SET PROBLEM:
Exactly as written, retype the lines that run from the line holding "Read this page and output its text content." through the end of the records below. Do not include pictures.

ROWS:
____

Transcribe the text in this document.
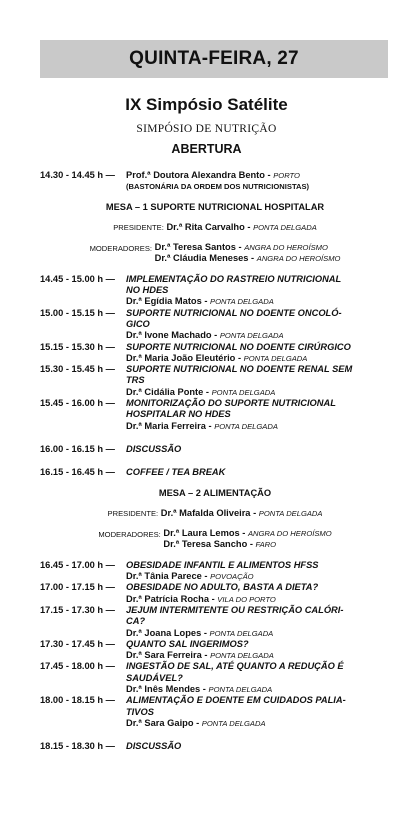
QUINTA-FEIRA, 27
IX Simpósio Satélite
SIMPÓSIO DE NUTRIÇÃO
ABERTURA
14.30 - 14.45 h —	Prof.ª Doutora Alexandra Bento - PORTO
(BASTONÁRIA DA ORDEM DOS NUTRICIONISTAS)
MESA – 1 SUPORTE NUTRICIONAL HOSPITALAR
PRESIDENTE: Dr.ª Rita Carvalho - PONTA DELGADA
MODERADORES:
Dr.ª Teresa Santos - ANGRA DO HEROÍSMO
Dr.ª Cláudia Meneses - ANGRA DO HEROÍSMO
14.45 - 15.00 h —	IMPLEMENTAÇÃO DO RASTREIO NUTRICIONAL
NO HDES
Dr.ª Egídia Matos - PONTA DELGADA
15.00 - 15.15 h —	SUPORTE NUTRICIONAL NO DOENTE ONCOLÓ-
GICO
Dr.ª Ivone Machado - PONTA DELGADA
15.15 - 15.30 h —	SUPORTE NUTRICIONAL NO DOENTE CIRÚRGICO
Dr.ª Maria João Eleutério - PONTA DELGADA
15.30 - 15.45 h —	SUPORTE NUTRICIONAL NO DOENTE RENAL SEM
TRS
Dr.ª Cidália Ponte - PONTA DELGADA
15.45 - 16.00 h —	MONITORIZAÇÃO DO SUPORTE NUTRICIONAL
HOSPITALAR NO HDES
Dr.ª Maria Ferreira - PONTA DELGADA
16.00 - 16.15 h —	DISCUSSÃO
16.15 - 16.45 h —	COFFEE / TEA BREAK
MESA – 2 ALIMENTAÇÃO
PRESIDENTE: Dr.ª Mafalda Oliveira - PONTA DELGADA
MODERADORES:
Dr.ª Laura Lemos - ANGRA DO HEROÍSMO
Dr.ª Teresa Sancho - FARO
16.45 - 17.00 h —	OBESIDADE INFANTIL E ALIMENTOS HFSS
Dr.ª Tânia Parece - POVOAÇÃO
17.00 - 17.15 h —	OBESIDADE NO ADULTO, BASTA A DIETA?
Dr.ª Patrícia Rocha - VILA DO PORTO
17.15 - 17.30 h —	JEJUM INTERMITENTE OU RESTRIÇÃO CALÓRI-
CA?
Dr.ª Joana Lopes - PONTA DELGADA
17.30 - 17.45 h —	QUANTO SAL INGERIMOS?
Dr.ª Sara Ferreira - PONTA DELGADA
17.45 - 18.00 h —	INGESTÃO DE SAL, ATÉ QUANTO A REDUÇÃO É
SAUDÁVEL?
Dr.ª Inês Mendes - PONTA DELGADA
18.00 - 18.15 h —	ALIMENTAÇÃO E DOENTE EM CUIDADOS PALIA-
TIVOS
Dr.ª Sara Gaipo - PONTA DELGADA
18.15 - 18.30 h —	DISCUSSÃO
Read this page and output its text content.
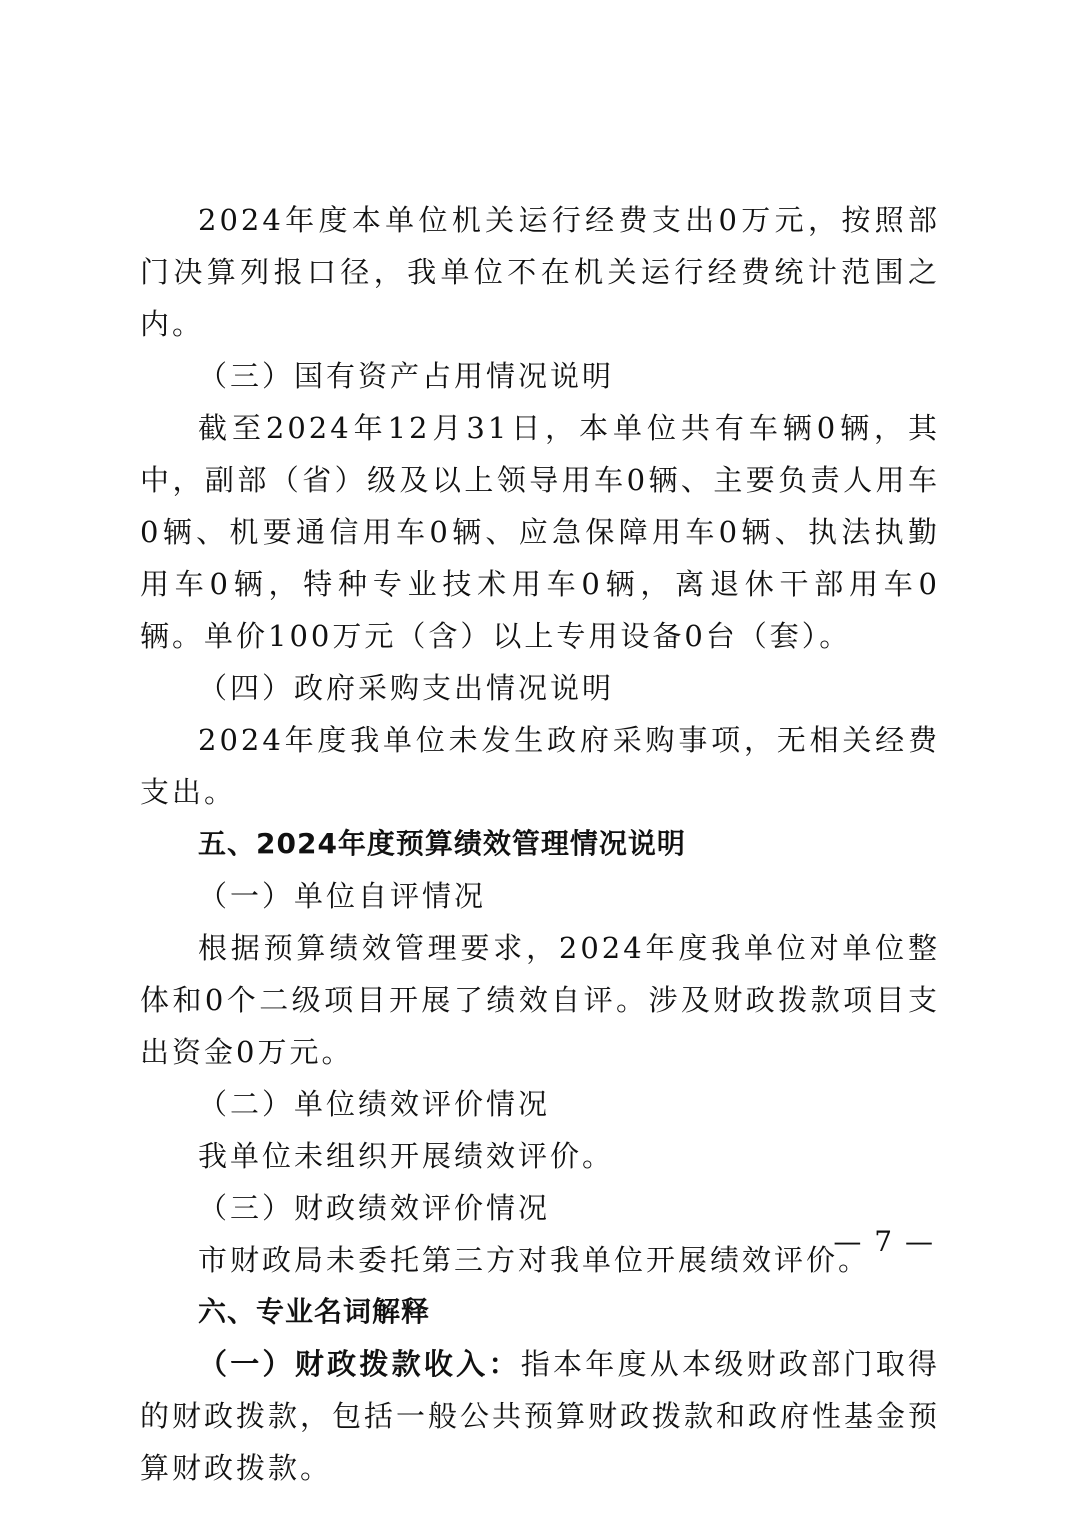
2024年度本单位机关运行经费支出0万元，按照部门决算列报口径，我单位不在机关运行经费统计范围之内。

（三）国有资产占用情况说明

截至2024年12月31日，本单位共有车辆0辆，其中，副部（省）级及以上领导用车0辆、主要负责人用车0辆、机要通信用车0辆、应急保障用车0辆、执法执勤用车0辆，特种专业技术用车0辆，离退休干部用车0辆。单价100万元（含）以上专用设备0台（套）。

（四）政府采购支出情况说明

2024年度我单位未发生政府采购事项，无相关经费支出。

五、2024年度预算绩效管理情况说明

（一）单位自评情况

根据预算绩效管理要求，2024年度我单位对单位整体和0个二级项目开展了绩效自评。涉及财政拨款项目支出资金0万元。

（二）单位绩效评价情况

我单位未组织开展绩效评价。

（三）财政绩效评价情况

市财政局未委托第三方对我单位开展绩效评价。

六、专业名词解释

（一）财政拨款收入：指本年度从本级财政部门取得的财政拨款，包括一般公共预算财政拨款和政府性基金预算财政拨款。

— 7 —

____

EXERCISE SOLUTION:
Read this page and output its text content.
2024年度本单位机关运行经费支出0万元，按照部门决算列报口径，我单位不在机关运行经费统计范围之内。

（三）国有资产占用情况说明

截至2024年12月31日，本单位共有车辆0辆，其中，副部（省）级及以上领导用车0辆、主要负责人用车0辆、机要通信用车0辆、应急保障用车0辆、执法执勤用车0辆，特种专业技术用车0辆，离退休干部用车0辆。单价100万元（含）以上专用设备0台（套）。

（四）政府采购支出情况说明

2024年度我单位未发生政府采购事项，无相关经费支出。

五、2024年度预算绩效管理情况说明

（一）单位自评情况

根据预算绩效管理要求，2024年度我单位对单位整体和0个二级项目开展了绩效自评。涉及财政拨款项目支出资金0万元。

（二）单位绩效评价情况

我单位未组织开展绩效评价。

（三）财政绩效评价情况

市财政局未委托第三方对我单位开展绩效评价。

六、专业名词解释

（一）财政拨款收入：指本年度从本级财政部门取得的财政拨款，包括一般公共预算财政拨款和政府性基金预算财政拨款。

— 7 —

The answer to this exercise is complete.